Question

Expand log_1/2(3x^2/2) using the properties and rules for logarithms.


Please help.

Answer 1

`(0.1761+2\log(x))/(-0.3010)`

Explanation:

Data provided:

`\log_(1/2)((3x^2)/(2))`

now,

we know the properties of log functions as:

1) log(AB) = log(A) + log(B)

2)
`\log((A)/(B))` = log(A) - log(B)

3) log(xⁿ) = n × log(x)

thus,

`\log_(1/2)((3x^2)/(2))` =
`\log_(1/2)(3x^2)` -
`\log_(1/2)(2)`

or

`\log_(1/2)((3x^2)/(2))` =
`\log_(1/2)(3)+\log_{(1)/(2)}(x^2)` -
`\log_(1/2)(2)`

or

using property 3

`\log_(1/2)((3x^2)/(2))` =
`\log_(1/2)(3)+2\log_{(1)/(2)}(x)` -
`\log_(1/2)(2)`

also,

`\log_a(x)=(\log(x))/(\log(a))`

thus,

`\log_(1/2)((3x^2)/(2))` =
`(\log(3))/(\log((1)/(2)))+2*[(\log(x))/(\log((1)/(2))]-(\log(2))/(\log((1)/(2)))`

or

`\log_(1/2)((3x^2)/(2))` =
`(\log(3)+2\log(x)-\log(2))/(\log((1)/(2)))`

or

`\log_(1/2)((3x^2)/(2))` =
`(\log(3)+2\log(x)-\log(2))/(\log(1)-log(2))`

now,

log(1) = 0

log(2) = 0.3010

log(3) = 0.4771

thus,

`\log_(1/2)((3x^2)/(2))` =
`(0.4771+2\log(x)-0.3010)/(0-0.3010)`

or

`\log_(1/2)((3x^2)/(2))` =
`(0.1761+2\log(x))/(-0.3010)`

Answer 2

-0.58-6.64log(x)

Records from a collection
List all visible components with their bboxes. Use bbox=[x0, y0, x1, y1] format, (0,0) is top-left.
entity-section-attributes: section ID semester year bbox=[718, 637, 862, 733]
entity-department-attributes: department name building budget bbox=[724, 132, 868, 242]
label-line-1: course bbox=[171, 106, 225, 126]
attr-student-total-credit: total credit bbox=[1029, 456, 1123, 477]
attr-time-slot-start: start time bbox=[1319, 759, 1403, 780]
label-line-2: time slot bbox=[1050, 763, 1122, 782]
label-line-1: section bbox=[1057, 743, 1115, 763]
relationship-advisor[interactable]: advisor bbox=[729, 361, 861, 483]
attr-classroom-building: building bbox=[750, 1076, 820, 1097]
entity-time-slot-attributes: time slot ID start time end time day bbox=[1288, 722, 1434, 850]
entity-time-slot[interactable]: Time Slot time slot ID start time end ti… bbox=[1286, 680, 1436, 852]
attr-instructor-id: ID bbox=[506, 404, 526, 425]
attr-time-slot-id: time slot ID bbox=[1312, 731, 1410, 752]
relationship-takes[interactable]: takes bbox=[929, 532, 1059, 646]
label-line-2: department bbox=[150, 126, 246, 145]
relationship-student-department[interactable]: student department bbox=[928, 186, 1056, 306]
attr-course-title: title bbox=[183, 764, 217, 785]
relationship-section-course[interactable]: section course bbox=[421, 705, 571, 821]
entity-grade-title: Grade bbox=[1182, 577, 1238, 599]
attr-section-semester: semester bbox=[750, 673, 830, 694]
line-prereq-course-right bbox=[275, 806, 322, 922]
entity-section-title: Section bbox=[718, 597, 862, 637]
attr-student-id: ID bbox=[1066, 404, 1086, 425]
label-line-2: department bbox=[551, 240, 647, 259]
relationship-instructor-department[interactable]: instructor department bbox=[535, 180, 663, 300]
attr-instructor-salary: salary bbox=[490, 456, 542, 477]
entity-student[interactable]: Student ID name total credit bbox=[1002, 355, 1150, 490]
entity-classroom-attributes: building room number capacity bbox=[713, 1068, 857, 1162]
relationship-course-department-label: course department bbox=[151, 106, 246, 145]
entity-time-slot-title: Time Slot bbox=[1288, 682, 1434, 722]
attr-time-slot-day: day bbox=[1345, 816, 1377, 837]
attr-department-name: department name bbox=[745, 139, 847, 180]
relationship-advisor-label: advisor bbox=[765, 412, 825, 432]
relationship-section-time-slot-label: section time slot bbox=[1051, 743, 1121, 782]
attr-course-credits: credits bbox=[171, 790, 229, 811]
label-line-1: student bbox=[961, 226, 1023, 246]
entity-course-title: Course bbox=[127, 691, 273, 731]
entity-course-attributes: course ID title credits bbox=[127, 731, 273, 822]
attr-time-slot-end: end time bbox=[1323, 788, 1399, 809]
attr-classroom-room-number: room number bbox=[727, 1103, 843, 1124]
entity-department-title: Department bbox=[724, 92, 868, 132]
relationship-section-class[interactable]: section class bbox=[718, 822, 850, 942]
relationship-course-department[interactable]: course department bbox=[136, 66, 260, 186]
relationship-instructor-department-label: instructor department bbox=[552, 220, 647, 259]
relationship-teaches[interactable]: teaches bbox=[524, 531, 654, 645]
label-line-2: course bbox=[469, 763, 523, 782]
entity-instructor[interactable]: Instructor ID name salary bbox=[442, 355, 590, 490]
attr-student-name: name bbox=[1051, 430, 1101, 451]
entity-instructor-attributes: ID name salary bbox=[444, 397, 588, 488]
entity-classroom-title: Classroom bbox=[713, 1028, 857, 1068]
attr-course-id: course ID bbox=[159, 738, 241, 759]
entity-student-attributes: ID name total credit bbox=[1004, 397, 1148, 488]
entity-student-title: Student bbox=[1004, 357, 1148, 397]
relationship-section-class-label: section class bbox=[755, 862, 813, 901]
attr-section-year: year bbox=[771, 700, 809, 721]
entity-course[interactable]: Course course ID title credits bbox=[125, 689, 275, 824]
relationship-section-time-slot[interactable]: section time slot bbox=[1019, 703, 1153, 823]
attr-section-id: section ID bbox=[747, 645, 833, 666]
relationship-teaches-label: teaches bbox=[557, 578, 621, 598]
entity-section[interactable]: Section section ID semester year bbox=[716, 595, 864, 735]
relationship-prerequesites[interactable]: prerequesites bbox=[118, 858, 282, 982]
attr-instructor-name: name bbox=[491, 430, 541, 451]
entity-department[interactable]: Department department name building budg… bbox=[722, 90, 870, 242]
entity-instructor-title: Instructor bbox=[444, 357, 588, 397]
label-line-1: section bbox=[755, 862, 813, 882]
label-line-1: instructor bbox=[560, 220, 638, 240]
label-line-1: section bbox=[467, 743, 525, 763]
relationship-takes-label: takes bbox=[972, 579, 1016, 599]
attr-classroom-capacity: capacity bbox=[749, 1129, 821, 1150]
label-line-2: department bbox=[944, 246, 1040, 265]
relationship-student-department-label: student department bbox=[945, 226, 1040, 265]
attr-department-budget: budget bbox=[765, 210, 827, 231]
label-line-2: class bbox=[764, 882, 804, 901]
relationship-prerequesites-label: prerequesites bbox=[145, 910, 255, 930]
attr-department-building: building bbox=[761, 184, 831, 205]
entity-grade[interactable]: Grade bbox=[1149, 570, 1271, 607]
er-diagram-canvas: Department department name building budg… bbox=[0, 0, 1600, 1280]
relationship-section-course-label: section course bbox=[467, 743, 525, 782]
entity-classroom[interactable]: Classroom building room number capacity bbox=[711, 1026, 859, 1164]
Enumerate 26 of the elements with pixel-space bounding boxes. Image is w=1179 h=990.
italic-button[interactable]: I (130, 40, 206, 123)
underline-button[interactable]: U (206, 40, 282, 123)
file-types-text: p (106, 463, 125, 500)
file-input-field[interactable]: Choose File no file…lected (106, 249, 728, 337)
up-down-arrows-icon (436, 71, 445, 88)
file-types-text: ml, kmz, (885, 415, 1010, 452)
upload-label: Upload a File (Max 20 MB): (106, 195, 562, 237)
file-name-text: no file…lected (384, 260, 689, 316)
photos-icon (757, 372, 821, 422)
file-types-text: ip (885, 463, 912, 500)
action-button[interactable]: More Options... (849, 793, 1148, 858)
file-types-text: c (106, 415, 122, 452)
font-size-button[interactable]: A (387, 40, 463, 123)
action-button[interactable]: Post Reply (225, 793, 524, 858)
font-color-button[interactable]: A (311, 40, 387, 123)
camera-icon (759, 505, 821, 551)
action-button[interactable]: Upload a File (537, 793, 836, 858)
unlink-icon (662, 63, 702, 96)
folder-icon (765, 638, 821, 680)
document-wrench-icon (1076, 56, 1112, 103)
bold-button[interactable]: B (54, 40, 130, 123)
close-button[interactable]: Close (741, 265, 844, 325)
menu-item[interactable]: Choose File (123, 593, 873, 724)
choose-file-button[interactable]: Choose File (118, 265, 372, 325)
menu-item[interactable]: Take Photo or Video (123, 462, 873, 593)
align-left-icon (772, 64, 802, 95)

→ **Things to do**
a. In the logarithm thread, what value does Answer 1 give for log(3)?
b. In the logarithm thread, Answer 1 changes log_(1/2)(x^2) into 2 log_(1/2)(x). Explain what justifies that step.

→ **Results for the exercise**
a. log(3) = 0.4771

b. The step uses property 3, log(xⁿ) = n × log(x). With n = 2, the exponent moves out front as a factor of 2.